Work to do:
Set down all of the data that follows word for word, without the images.

Dataset records:
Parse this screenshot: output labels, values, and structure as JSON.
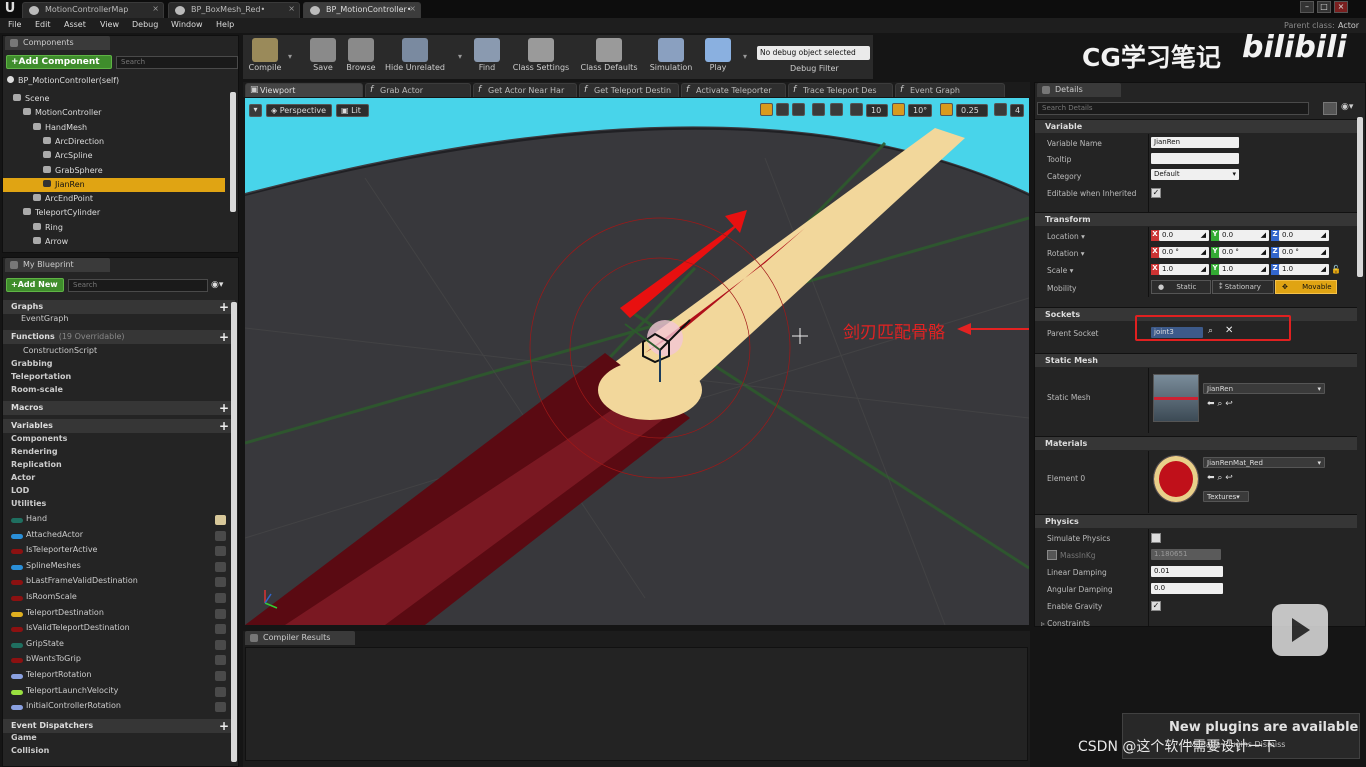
{
  "tabs": [
    "MotionControllerMap",
    "BP_BoxMesh_Red•",
    "BP_MotionController•"
  ],
  "menu": [
    "File",
    "Edit",
    "Asset",
    "View",
    "Debug",
    "Window",
    "Help"
  ],
  "parent_class": {
    "label": "Parent class:",
    "value": "Actor"
  },
  "components_panel": {
    "title": "Components",
    "add_button": "+Add Component",
    "search_placeholder": "Search",
    "root": "BP_MotionController(self)",
    "tree": [
      {
        "label": "Scene",
        "indent": 0
      },
      {
        "label": "MotionController",
        "indent": 1
      },
      {
        "label": "HandMesh",
        "indent": 2
      },
      {
        "label": "ArcDirection",
        "indent": 3
      },
      {
        "label": "ArcSpline",
        "indent": 3
      },
      {
        "label": "GrabSphere",
        "indent": 3
      },
      {
        "label": "JianRen",
        "indent": 3,
        "selected": true
      },
      {
        "label": "ArcEndPoint",
        "indent": 2
      },
      {
        "label": "TeleportCylinder",
        "indent": 1
      },
      {
        "label": "Ring",
        "indent": 2
      },
      {
        "label": "Arrow",
        "indent": 2
      }
    ]
  },
  "blueprint_panel": {
    "title": "My Blueprint",
    "add_button": "+Add New",
    "search_placeholder": "Search",
    "graphs_label": "Graphs",
    "graphs": [
      "EventGraph"
    ],
    "functions_label": "Functions",
    "functions_count": "(19 Overridable)",
    "functions": [
      "ConstructionScript",
      "Grabbing",
      "Teleportation",
      "Room-scale"
    ],
    "macros_label": "Macros",
    "variables_label": "Variables",
    "categories": [
      "Components",
      "Rendering",
      "Replication",
      "Actor",
      "LOD",
      "Utilities"
    ],
    "variables": [
      {
        "name": "Hand",
        "color": "#1f6f60"
      },
      {
        "name": "AttachedActor",
        "color": "#2a8fd8"
      },
      {
        "name": "IsTeleporterActive",
        "color": "#8c1111"
      },
      {
        "name": "SplineMeshes",
        "color": "#2a8fd8"
      },
      {
        "name": "bLastFrameValidDestination",
        "color": "#8c1111"
      },
      {
        "name": "IsRoomScale",
        "color": "#8c1111"
      },
      {
        "name": "TeleportDestination",
        "color": "#e0b020"
      },
      {
        "name": "IsValidTeleportDestination",
        "color": "#8c1111"
      },
      {
        "name": "GripState",
        "color": "#1f6f60"
      },
      {
        "name": "bWantsToGrip",
        "color": "#8c1111"
      },
      {
        "name": "TeleportRotation",
        "color": "#8aa0e0"
      },
      {
        "name": "TeleportLaunchVelocity",
        "color": "#9ae040"
      },
      {
        "name": "InitialControllerRotation",
        "color": "#8aa0e0"
      }
    ],
    "dispatchers_label": "Event Dispatchers",
    "dispatcher_categories": [
      "Game",
      "Collision"
    ]
  },
  "toolbar": [
    {
      "label": "Compile",
      "color": "#9a8a5a"
    },
    {
      "label": "Save",
      "color": "#8a8a8a"
    },
    {
      "label": "Browse",
      "color": "#8a8a8a"
    },
    {
      "label": "Hide Unrelated",
      "color": "#7a8aa0"
    },
    {
      "label": "Find",
      "color": "#8a9ab0"
    },
    {
      "label": "Class Settings",
      "color": "#9a9a9a"
    },
    {
      "label": "Class Defaults",
      "color": "#9a9a9a"
    },
    {
      "label": "Simulation",
      "color": "#8aa0c0"
    },
    {
      "label": "Play",
      "color": "#8ab0e0"
    }
  ],
  "debug": {
    "selected": "No debug object selected",
    "label": "Debug Filter"
  },
  "watermark": {
    "text": "CG学习笔记",
    "logo": "bilibili"
  },
  "viewport_tabs": [
    "Viewport",
    "Grab Actor",
    "Get Actor Near Har",
    "Get Teleport Destin",
    "Activate Teleporter",
    "Trace Teleport Des",
    "Event Graph"
  ],
  "viewport": {
    "perspective": "Perspective",
    "lit": "Lit",
    "grid_snap": "10",
    "rot_snap": "10°",
    "scale_snap": "0.25",
    "cam_speed": "4",
    "annotation": "剑刃匹配骨骼"
  },
  "details": {
    "title": "Details",
    "search_placeholder": "Search Details",
    "variable": {
      "section": "Variable",
      "name_label": "Variable Name",
      "name": "JianRen",
      "tooltip_label": "Tooltip",
      "tooltip": "",
      "category_label": "Category",
      "category": "Default",
      "editable_label": "Editable when Inherited"
    },
    "transform": {
      "section": "Transform",
      "location_label": "Location",
      "location": [
        "0.0",
        "0.0",
        "0.0"
      ],
      "rotation_label": "Rotation",
      "rotation": [
        "0.0 °",
        "0.0 °",
        "0.0 °"
      ],
      "scale_label": "Scale",
      "scale": [
        "1.0",
        "1.0",
        "1.0"
      ],
      "mobility_label": "Mobility",
      "mobility": [
        "Static",
        "Stationary",
        "Movable"
      ]
    },
    "sockets": {
      "section": "Sockets",
      "parent_label": "Parent Socket",
      "parent": "joint3"
    },
    "static_mesh": {
      "section": "Static Mesh",
      "label": "Static Mesh",
      "value": "JianRen"
    },
    "materials": {
      "section": "Materials",
      "label": "Element 0",
      "value": "JianRenMat_Red",
      "textures": "Textures"
    },
    "physics": {
      "section": "Physics",
      "simulate_label": "Simulate Physics",
      "mass_label": "MassInKg",
      "mass": "1.180651",
      "linear_label": "Linear Damping",
      "linear": "0.01",
      "angular_label": "Angular Damping",
      "angular": "0.0",
      "gravity_label": "Enable Gravity",
      "constraints_label": "Constraints"
    }
  },
  "compiler": {
    "title": "Compiler Results"
  },
  "notification": {
    "text": "New plugins are available",
    "sub": "Manage Plugins  Dismiss"
  },
  "csdn": "CSDN @这个软件需要设计一下"
}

Response to the exercise:
Parse this screenshot: output labels, values, and structure as JSON.
{
  "tabs": [
    "MotionControllerMap",
    "BP_BoxMesh_Red•",
    "BP_MotionController•"
  ],
  "menu": [
    "File",
    "Edit",
    "Asset",
    "View",
    "Debug",
    "Window",
    "Help"
  ],
  "parent_class": {
    "label": "Parent class:",
    "value": "Actor"
  },
  "components_panel": {
    "title": "Components",
    "add_button": "+Add Component",
    "search_placeholder": "Search",
    "root": "BP_MotionController(self)",
    "tree": [
      {
        "label": "Scene",
        "indent": 0
      },
      {
        "label": "MotionController",
        "indent": 1
      },
      {
        "label": "HandMesh",
        "indent": 2
      },
      {
        "label": "ArcDirection",
        "indent": 3
      },
      {
        "label": "ArcSpline",
        "indent": 3
      },
      {
        "label": "GrabSphere",
        "indent": 3
      },
      {
        "label": "JianRen",
        "indent": 3,
        "selected": true
      },
      {
        "label": "ArcEndPoint",
        "indent": 2
      },
      {
        "label": "TeleportCylinder",
        "indent": 1
      },
      {
        "label": "Ring",
        "indent": 2
      },
      {
        "label": "Arrow",
        "indent": 2
      }
    ]
  },
  "blueprint_panel": {
    "title": "My Blueprint",
    "add_button": "+Add New",
    "search_placeholder": "Search",
    "graphs_label": "Graphs",
    "graphs": [
      "EventGraph"
    ],
    "functions_label": "Functions",
    "functions_count": "(19 Overridable)",
    "functions": [
      "ConstructionScript",
      "Grabbing",
      "Teleportation",
      "Room-scale"
    ],
    "macros_label": "Macros",
    "variables_label": "Variables",
    "categories": [
      "Components",
      "Rendering",
      "Replication",
      "Actor",
      "LOD",
      "Utilities"
    ],
    "variables": [
      {
        "name": "Hand",
        "color": "#1f6f60"
      },
      {
        "name": "AttachedActor",
        "color": "#2a8fd8"
      },
      {
        "name": "IsTeleporterActive",
        "color": "#8c1111"
      },
      {
        "name": "SplineMeshes",
        "color": "#2a8fd8"
      },
      {
        "name": "bLastFrameValidDestination",
        "color": "#8c1111"
      },
      {
        "name": "IsRoomScale",
        "color": "#8c1111"
      },
      {
        "name": "TeleportDestination",
        "color": "#e0b020"
      },
      {
        "name": "IsValidTeleportDestination",
        "color": "#8c1111"
      },
      {
        "name": "GripState",
        "color": "#1f6f60"
      },
      {
        "name": "bWantsToGrip",
        "color": "#8c1111"
      },
      {
        "name": "TeleportRotation",
        "color": "#8aa0e0"
      },
      {
        "name": "TeleportLaunchVelocity",
        "color": "#9ae040"
      },
      {
        "name": "InitialControllerRotation",
        "color": "#8aa0e0"
      }
    ],
    "dispatchers_label": "Event Dispatchers",
    "dispatcher_categories": [
      "Game",
      "Collision"
    ]
  },
  "toolbar": [
    {
      "label": "Compile",
      "color": "#9a8a5a"
    },
    {
      "label": "Save",
      "color": "#8a8a8a"
    },
    {
      "label": "Browse",
      "color": "#8a8a8a"
    },
    {
      "label": "Hide Unrelated",
      "color": "#7a8aa0"
    },
    {
      "label": "Find",
      "color": "#8a9ab0"
    },
    {
      "label": "Class Settings",
      "color": "#9a9a9a"
    },
    {
      "label": "Class Defaults",
      "color": "#9a9a9a"
    },
    {
      "label": "Simulation",
      "color": "#8aa0c0"
    },
    {
      "label": "Play",
      "color": "#8ab0e0"
    }
  ],
  "debug": {
    "selected": "No debug object selected",
    "label": "Debug Filter"
  },
  "watermark": {
    "text": "CG学习笔记",
    "logo": "bilibili"
  },
  "viewport_tabs": [
    "Viewport",
    "Grab Actor",
    "Get Actor Near Har",
    "Get Teleport Destin",
    "Activate Teleporter",
    "Trace Teleport Des",
    "Event Graph"
  ],
  "viewport": {
    "perspective": "Perspective",
    "lit": "Lit",
    "grid_snap": "10",
    "rot_snap": "10°",
    "scale_snap": "0.25",
    "cam_speed": "4",
    "annotation": "剑刃匹配骨骼"
  },
  "details": {
    "title": "Details",
    "search_placeholder": "Search Details",
    "variable": {
      "section": "Variable",
      "name_label": "Variable Name",
      "name": "JianRen",
      "tooltip_label": "Tooltip",
      "tooltip": "",
      "category_label": "Category",
      "category": "Default",
      "editable_label": "Editable when Inherited"
    },
    "transform": {
      "section": "Transform",
      "location_label": "Location",
      "location": [
        "0.0",
        "0.0",
        "0.0"
      ],
      "rotation_label": "Rotation",
      "rotation": [
        "0.0 °",
        "0.0 °",
        "0.0 °"
      ],
      "scale_label": "Scale",
      "scale": [
        "1.0",
        "1.0",
        "1.0"
      ],
      "mobility_label": "Mobility",
      "mobility": [
        "Static",
        "Stationary",
        "Movable"
      ]
    },
    "sockets": {
      "section": "Sockets",
      "parent_label": "Parent Socket",
      "parent": "joint3"
    },
    "static_mesh": {
      "section": "Static Mesh",
      "label": "Static Mesh",
      "value": "JianRen"
    },
    "materials": {
      "section": "Materials",
      "label": "Element 0",
      "value": "JianRenMat_Red",
      "textures": "Textures"
    },
    "physics": {
      "section": "Physics",
      "simulate_label": "Simulate Physics",
      "mass_label": "MassInKg",
      "mass": "1.180651",
      "linear_label": "Linear Damping",
      "linear": "0.01",
      "angular_label": "Angular Damping",
      "angular": "0.0",
      "gravity_label": "Enable Gravity",
      "constraints_label": "Constraints"
    }
  },
  "compiler": {
    "title": "Compiler Results"
  },
  "notification": {
    "text": "New plugins are available",
    "sub": "Manage Plugins  Dismiss"
  },
  "csdn": "CSDN @这个软件需要设计一下"
}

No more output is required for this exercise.